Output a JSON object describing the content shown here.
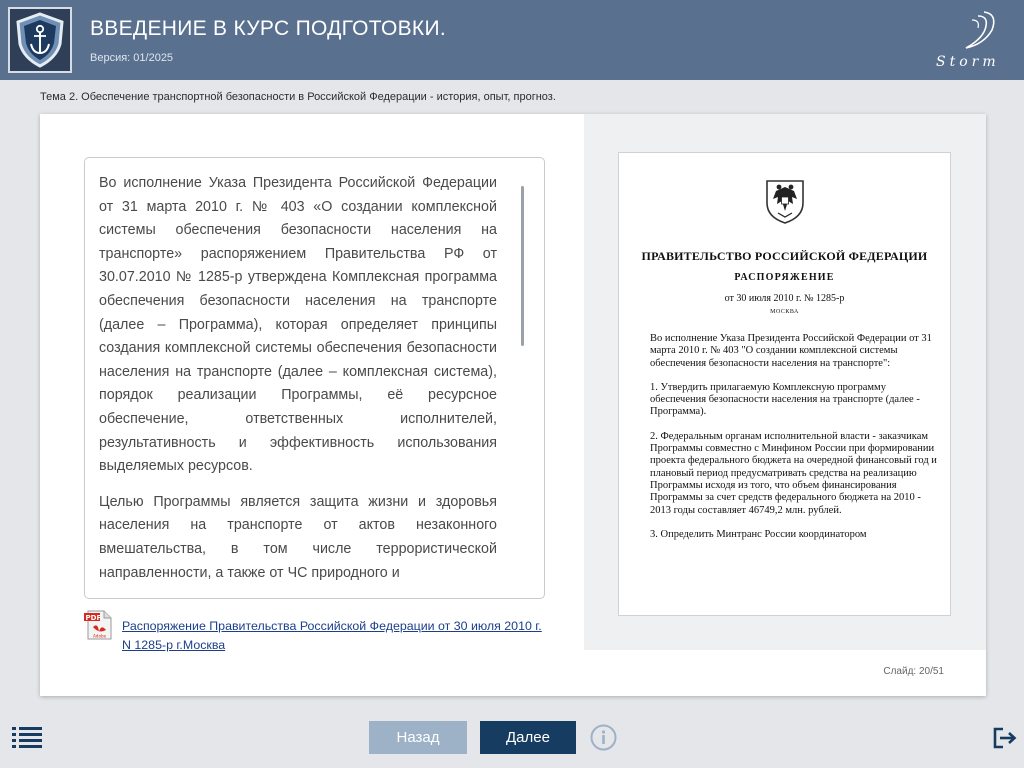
{
  "header": {
    "title": "ВВЕДЕНИЕ В КУРС ПОДГОТОВКИ.",
    "version": "Версия: 01/2025",
    "brand": "Storm",
    "logo_icon": "anchor-shield-icon"
  },
  "topic": "Тема 2. Обеспечение транспортной безопасности в Российской Федерации - история, опыт, прогноз.",
  "text_box": {
    "paragraphs": [
      "Во исполнение Указа Президента Российской Федерации от 31 марта 2010 г. № 403 «О создании комплексной системы обеспечения безопасности населения на транспорте» распоряжением Правительства РФ от 30.07.2010 № 1285-р утверждена Комплексная программа обеспечения безопасности населения на транспорте (далее – Программа), которая определяет принципы создания комплексной системы обеспечения безопасности населения на транспорте (далее – комплексная система), порядок реализации Программы, её ресурсное обеспечение, ответственных исполнителей, результативность и эффективность использования выделяемых ресурсов.",
      "Целью Программы является защита жизни и здоровья населения на транспорте от актов незаконного вмешательства, в том числе террористической направленности, а также от ЧС природного и"
    ]
  },
  "pdf_link": {
    "icon": "pdf-adobe-icon",
    "icon_label": "PDF",
    "icon_sublabel": "Adobe",
    "text": "Распоряжение Правительства Российской Федерации от 30 июля 2010 г. N 1285-р г.Москва"
  },
  "document": {
    "emblem_icon": "coat-of-arms-icon",
    "government": "ПРАВИТЕЛЬСТВО РОССИЙСКОЙ ФЕДЕРАЦИИ",
    "type": "РАСПОРЯЖЕНИЕ",
    "date": "от 30 июля 2010 г. № 1285-р",
    "city": "МОСКВА",
    "paragraphs": [
      "Во исполнение Указа Президента Российской Федерации от 31 марта 2010 г. № 403 \"О создании комплексной системы обеспечения безопасности населения на транспорте\":",
      "1. Утвердить прилагаемую Комплексную программу обеспечения безопасности населения на транспорте (далее - Программа).",
      "2. Федеральным органам исполнительной власти - заказчикам Программы совместно с Минфином России при формировании проекта федерального бюджета на очередной финансовый год и плановый период предусматривать средства на реализацию Программы исходя из того, что объем финансирования Программы за счет средств федерального бюджета на 2010 - 2013 годы составляет 46749,2 млн. рублей.",
      "3. Определить Минтранс России координатором"
    ]
  },
  "slide_counter": "Слайд: 20/51",
  "nav": {
    "back": "Назад",
    "next": "Далее",
    "menu_icon": "menu-list-icon",
    "info_icon": "info-icon",
    "exit_icon": "exit-icon"
  },
  "colors": {
    "header_bg": "#59708f",
    "next_button": "#173c62",
    "back_button": "#9db2c6",
    "link": "#1c3f8a"
  }
}
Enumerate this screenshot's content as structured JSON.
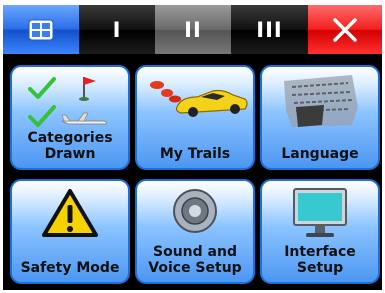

**EXERCISE DIRECTIONS:** Transcribe the material exactly, leaving every picture out.

**WRITTEN RESPONSE:**
Output a JSON object describing the content shown here.
{
  "header": {
    "title": "ВВЕДЕНИЕ В КУРС ПОДГОТОВКИ.",
    "version": "Версия: 01/2025",
    "brand": "Storm",
    "logo_icon": "anchor-shield-icon"
  },
  "topic": "Тема 2. Обеспечение транспортной безопасности в Российской Федерации - история, опыт, прогноз.",
  "text_box": {
    "paragraphs": [
      "Во исполнение Указа Президента Российской Федерации от 31 марта 2010 г. № 403 «О создании комплексной системы обеспечения безопасности населения на транспорте» распоряжением Правительства РФ от 30.07.2010 № 1285-р утверждена Комплексная программа обеспечения безопасности населения на транспорте (далее – Программа), которая определяет принципы создания комплексной системы обеспечения безопасности населения на транспорте (далее – комплексная система), порядок реализации Программы, её ресурсное обеспечение, ответственных исполнителей, результативность и эффективность использования выделяемых ресурсов.",
      "Целью Программы является защита жизни и здоровья населения на транспорте от актов незаконного вмешательства, в том числе террористической направленности, а также от ЧС природного и"
    ]
  },
  "pdf_link": {
    "icon": "pdf-adobe-icon",
    "icon_label": "PDF",
    "icon_sublabel": "Adobe",
    "text": "Распоряжение Правительства Российской Федерации от 30 июля 2010 г. N 1285-р г.Москва"
  },
  "document": {
    "emblem_icon": "coat-of-arms-icon",
    "government": "ПРАВИТЕЛЬСТВО РОССИЙСКОЙ ФЕДЕРАЦИИ",
    "type": "РАСПОРЯЖЕНИЕ",
    "date": "от 30 июля 2010 г. № 1285-р",
    "city": "МОСКВА",
    "paragraphs": [
      "Во исполнение Указа Президента Российской Федерации от 31 марта 2010 г. № 403 \"О создании комплексной системы обеспечения безопасности населения на транспорте\":",
      "1. Утвердить прилагаемую Комплексную программу обеспечения безопасности населения на транспорте (далее - Программа).",
      "2. Федеральным органам исполнительной власти - заказчикам Программы совместно с Минфином России при формировании проекта федерального бюджета на очередной финансовый год и плановый период предусматривать средства на реализацию Программы исходя из того, что объем финансирования Программы за счет средств федерального бюджета на 2010 - 2013 годы составляет 46749,2 млн. рублей.",
      "3. Определить Минтранс России координатором"
    ]
  },
  "slide_counter": "Слайд: 20/51",
  "nav": {
    "back": "Назад",
    "next": "Далее",
    "menu_icon": "menu-list-icon",
    "info_icon": "info-icon",
    "exit_icon": "exit-icon"
  },
  "colors": {
    "header_bg": "#59708f",
    "next_button": "#173c62",
    "back_button": "#9db2c6",
    "link": "#1c3f8a"
  }
}
Enumerate this screenshot's content as structured JSON.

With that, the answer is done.